### Task to carry out
Determine how many lines contain the string "price". Respond with that number and nothing more.

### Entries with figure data
--*--

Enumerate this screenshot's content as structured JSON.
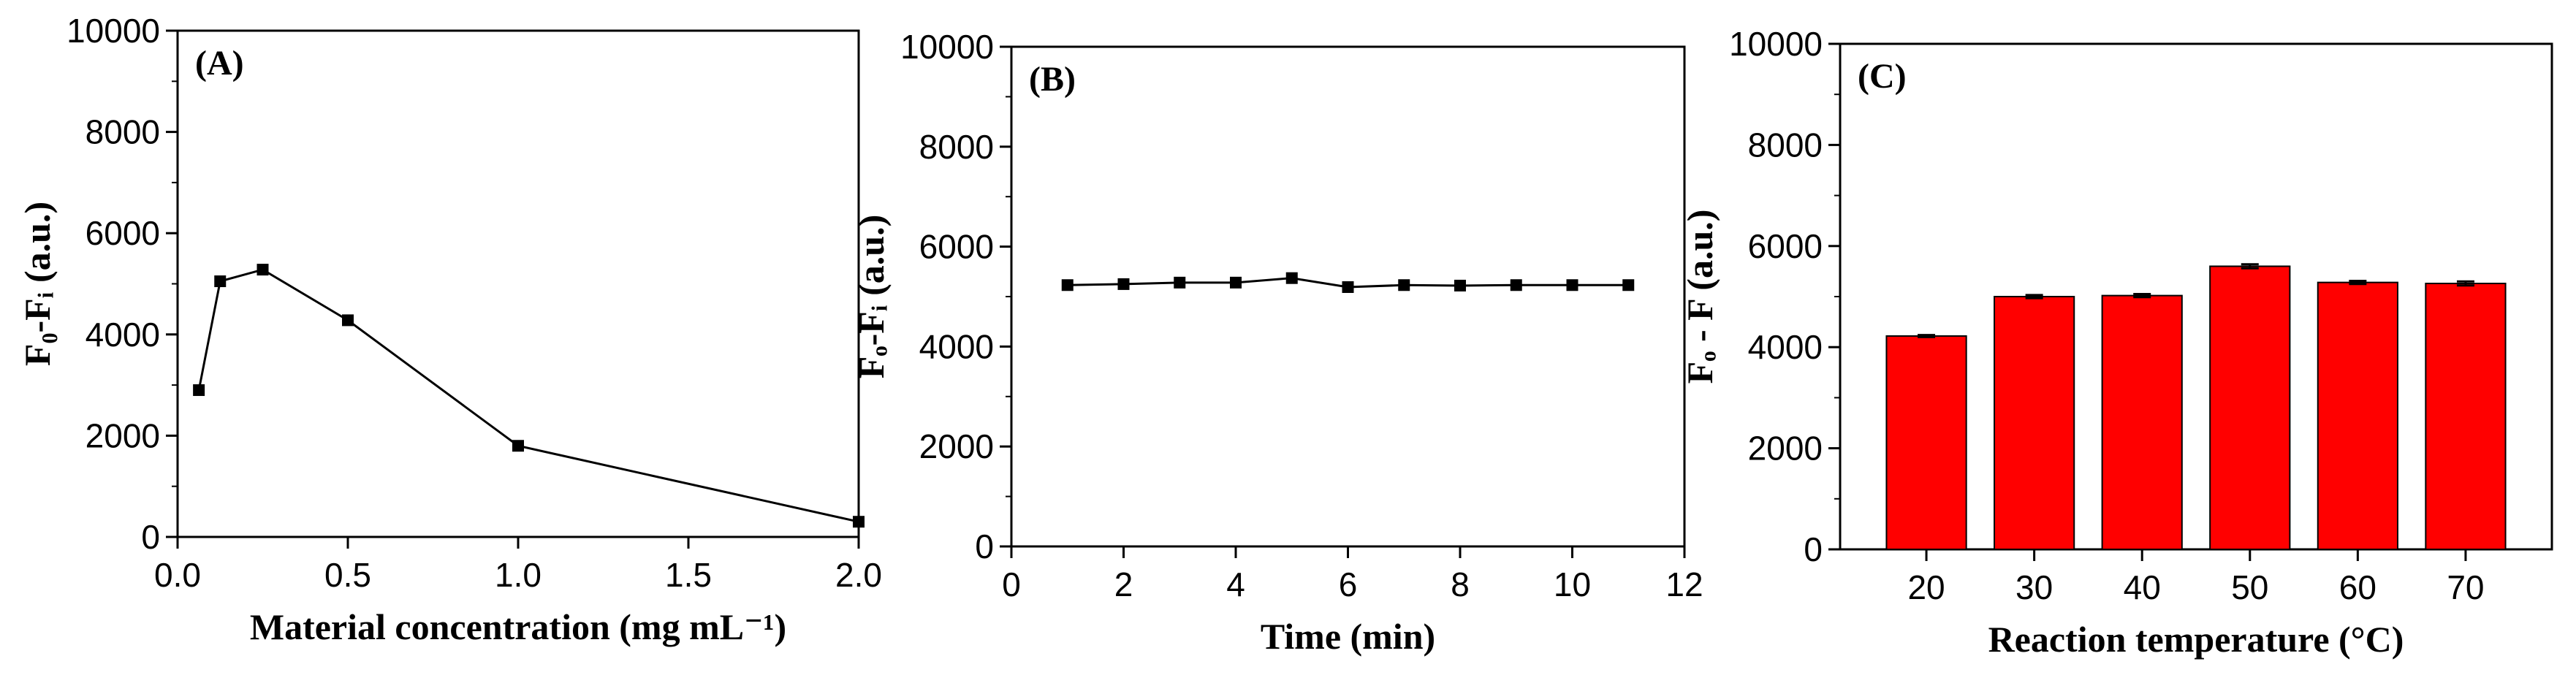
{
  "chart_data": [
    {
      "type": "line",
      "panel_label": "(A)",
      "xlabel": "Material concentration (mg mL⁻¹)",
      "ylabel": "F₀-Fᵢ (a.u.)",
      "xlim": [
        0,
        2.0
      ],
      "ylim": [
        0,
        10000
      ],
      "xticks": [
        "0.0",
        "0.5",
        "1.0",
        "1.5",
        "2.0"
      ],
      "yticks": [
        "0",
        "2000",
        "4000",
        "6000",
        "8000",
        "10000"
      ],
      "grid": false,
      "series": [
        {
          "x": [
            0.0625,
            0.125,
            0.25,
            0.5,
            1.0,
            2.0
          ],
          "values": [
            2900,
            5050,
            5280,
            4280,
            1800,
            300
          ]
        }
      ]
    },
    {
      "type": "line",
      "panel_label": "(B)",
      "xlabel": "Time (min)",
      "ylabel": "Fₒ-Fᵢ (a.u.)",
      "xlim": [
        0,
        12
      ],
      "ylim": [
        0,
        10000
      ],
      "xticks": [
        "0",
        "2",
        "4",
        "6",
        "8",
        "10",
        "12"
      ],
      "yticks": [
        "0",
        "2000",
        "4000",
        "6000",
        "8000",
        "10000"
      ],
      "grid": false,
      "series": [
        {
          "x": [
            1,
            2,
            3,
            4,
            5,
            6,
            7,
            8,
            9,
            10,
            11
          ],
          "values": [
            5230,
            5250,
            5280,
            5280,
            5370,
            5190,
            5230,
            5220,
            5230,
            5230,
            5230
          ]
        }
      ]
    },
    {
      "type": "bar",
      "panel_label": "(C)",
      "xlabel": "Reaction temperature (°C)",
      "ylabel": "Fₒ - F (a.u.)",
      "ylim": [
        0,
        10000
      ],
      "yticks": [
        "0",
        "2000",
        "4000",
        "6000",
        "8000",
        "10000"
      ],
      "grid": false,
      "categories": [
        "20",
        "30",
        "40",
        "50",
        "60",
        "70"
      ],
      "series": [
        {
          "values": [
            4220,
            5000,
            5020,
            5600,
            5280,
            5260
          ],
          "errors": [
            20,
            30,
            30,
            40,
            30,
            40
          ]
        }
      ],
      "colors": {
        "bar": "#ff0000"
      }
    }
  ]
}
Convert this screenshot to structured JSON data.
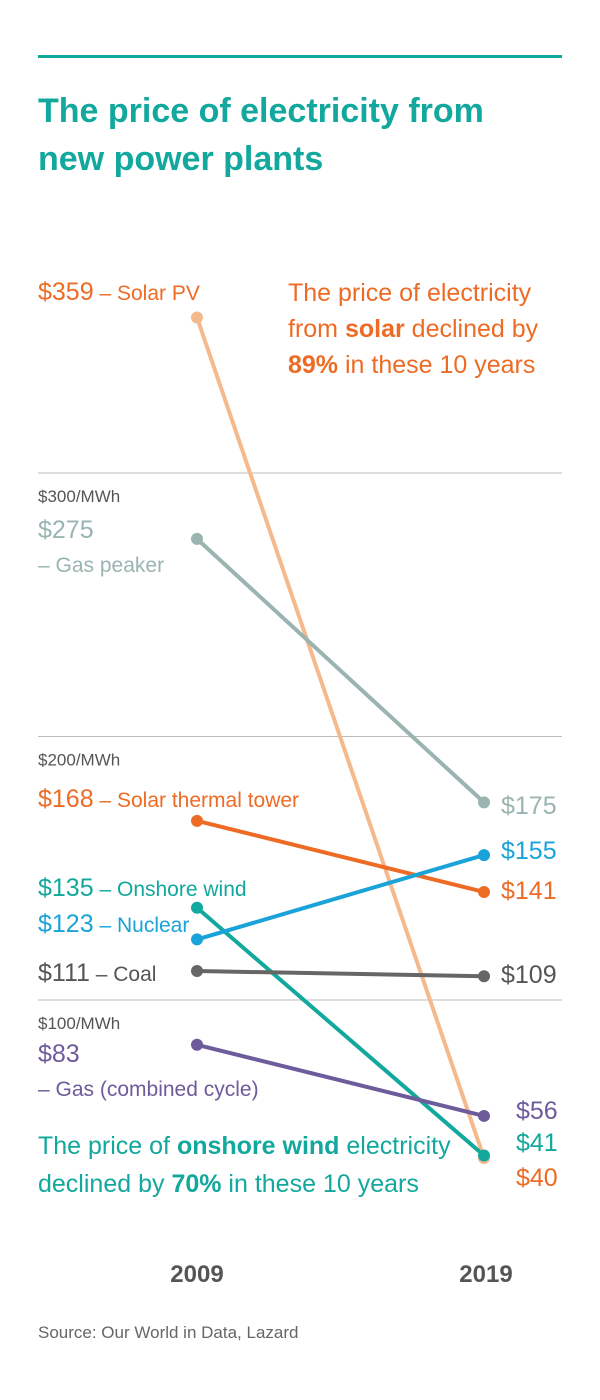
{
  "title_lines": [
    "The price of electricity from",
    "new power plants"
  ],
  "source": "Source: Our World in Data, Lazard",
  "colors": {
    "accent": "#12a89d",
    "grid": "#bbbbbb",
    "year_text": "#555555"
  },
  "chart_data": {
    "type": "line",
    "x": [
      "2009",
      "2019"
    ],
    "unit_ticks": [
      {
        "value": 300,
        "label": "$300/MWh"
      },
      {
        "value": 200,
        "label": "$200/MWh"
      },
      {
        "value": 100,
        "label": "$100/MWh"
      }
    ],
    "series": [
      {
        "key": "solar_pv",
        "name": "Solar PV",
        "values": [
          359,
          40
        ],
        "labels": [
          "$359",
          "$40"
        ],
        "color": "#f5b98e",
        "label_color": "#ed6b25",
        "name_color": "#ed6b25"
      },
      {
        "key": "gas_peaker",
        "name": "Gas peaker",
        "values": [
          275,
          175
        ],
        "labels": [
          "$275",
          "$175"
        ],
        "color": "#9ab4b1",
        "label_color": "#9ab4b1",
        "name_color": "#9ab4b1"
      },
      {
        "key": "solar_thermal",
        "name": "Solar thermal tower",
        "values": [
          168,
          141
        ],
        "labels": [
          "$168",
          "$141"
        ],
        "color": "#ed6b25",
        "label_color": "#ed6b25",
        "name_color": "#ed6b25"
      },
      {
        "key": "onshore_wind",
        "name": "Onshore wind",
        "values": [
          135,
          41
        ],
        "labels": [
          "$135",
          "$41"
        ],
        "color": "#12a89d",
        "label_color": "#12a89d",
        "name_color": "#12a89d"
      },
      {
        "key": "nuclear",
        "name": "Nuclear",
        "values": [
          123,
          155
        ],
        "labels": [
          "$123",
          "$155"
        ],
        "color": "#1aa3d9",
        "label_color": "#1aa3d9",
        "name_color": "#1aa3d9"
      },
      {
        "key": "coal",
        "name": "Coal",
        "values": [
          111,
          109
        ],
        "labels": [
          "$111",
          "$109"
        ],
        "color": "#666666",
        "label_color": "#555555",
        "name_color": "#555555"
      },
      {
        "key": "gas_cc",
        "name": "Gas (combined cycle)",
        "values": [
          83,
          56
        ],
        "labels": [
          "$83",
          "$56"
        ],
        "color": "#6d5b9c",
        "label_color": "#6d5b9c",
        "name_color": "#6d5b9c"
      }
    ],
    "annotations": [
      {
        "key": "solar",
        "color": "#ed6b25",
        "lines": [
          [
            {
              "t": "The price of electricity",
              "b": false
            }
          ],
          [
            {
              "t": "from ",
              "b": false
            },
            {
              "t": "solar",
              "b": true
            },
            {
              "t": " declined by",
              "b": false
            }
          ],
          [
            {
              "t": "89%",
              "b": true
            },
            {
              "t": " in these 10 years",
              "b": false
            }
          ]
        ]
      },
      {
        "key": "wind",
        "color": "#12a89d",
        "lines": [
          [
            {
              "t": "The price of ",
              "b": false
            },
            {
              "t": "onshore wind",
              "b": true
            },
            {
              "t": " electricity",
              "b": false
            }
          ],
          [
            {
              "t": "declined by ",
              "b": false
            },
            {
              "t": "70%",
              "b": true
            },
            {
              "t": " in these 10 years",
              "b": false
            }
          ]
        ]
      }
    ]
  }
}
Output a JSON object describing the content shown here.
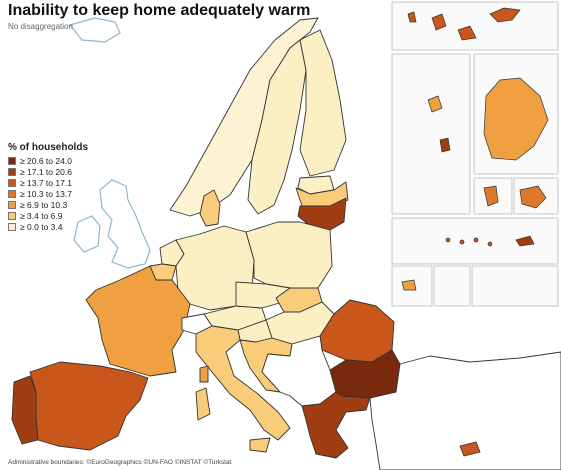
{
  "title": "Inability to keep home adequately warm",
  "subtitle": "No disaggregation",
  "legend": {
    "title": "% of households",
    "classes": [
      {
        "label": "≥ 20.6 to 24.0",
        "color": "#7a2a0c"
      },
      {
        "label": "≥ 17.1 to 20.6",
        "color": "#a13d12"
      },
      {
        "label": "≥ 13.7 to 17.1",
        "color": "#c9571c"
      },
      {
        "label": "≥ 10.3 to 13.7",
        "color": "#e0782a"
      },
      {
        "label": "≥ 6.9 to 10.3",
        "color": "#f0a040"
      },
      {
        "label": "≥ 3.4 to 6.9",
        "color": "#f8cc78"
      },
      {
        "label": "≥ 0.0 to 3.4",
        "color": "#fcefc4"
      }
    ]
  },
  "colors": {
    "sea": "#ffffff",
    "non_eu_fill": "#ffffff",
    "border": "#333333",
    "coast": "#8fb6cc"
  },
  "credits": "Administrative boundaries: ©EuroGeographics ©UN-FAO ©INSTAT ©Turkstat"
}
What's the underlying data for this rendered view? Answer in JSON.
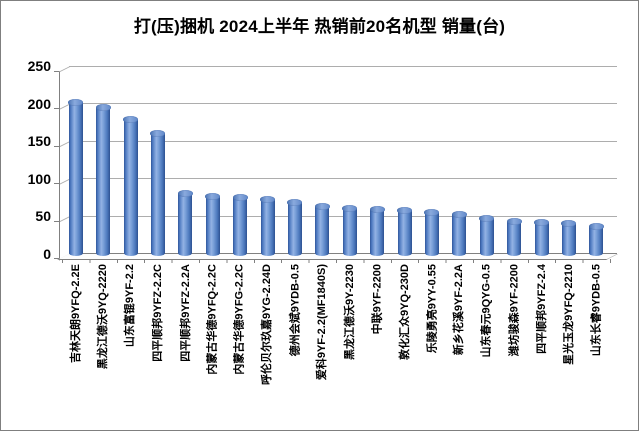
{
  "chart_data": {
    "type": "bar",
    "subtype": "3d-cylinder",
    "title": "打(压)捆机 2024上半年 热销前20名机型 销量(台)",
    "unit": "台",
    "categories": [
      "吉林天朗9YFQ-2.2E",
      "黑龙江德沃9YQ-2220",
      "山东富锟9YF-2.2",
      "四平顺邦9YFZ-2.2C",
      "四平顺邦9YFZ-2.2A",
      "内蒙古华德9YFQ-2.2C",
      "内蒙古华德9YFG-2.2C",
      "呼伦贝尔玖嘉9YG-2.24D",
      "德州会斌9YDB-0.5",
      "爱科9YF-2.2(MF1840S)",
      "黑龙江德沃9Y-2230",
      "中联9YF-2200",
      "敦化汇众9YQ-230D",
      "乐陵勇亮9YY-0.55",
      "新乡花溪9YF-2.2A",
      "山东春元9QYG-0.5",
      "潍坊骏森9YF-2200",
      "四平顺邦9YFZ-2.4",
      "星光玉龙9YFQ-2210",
      "山东长睿9YDB-0.5"
    ],
    "values": [
      205,
      198,
      182,
      164,
      84,
      80,
      78,
      76,
      72,
      66,
      63,
      62,
      61,
      58,
      56,
      50,
      46,
      45,
      43,
      40
    ],
    "xlabel": "",
    "ylabel": "",
    "ylim": [
      0,
      250
    ],
    "yticks": [
      0,
      50,
      100,
      150,
      200,
      250
    ],
    "grid": true,
    "legend": false,
    "bar_color": "#4472C4",
    "gridline_color": "#adadad",
    "axis_color": "#808080",
    "background": "#ffffff"
  }
}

--*--

### Result of the exercise
3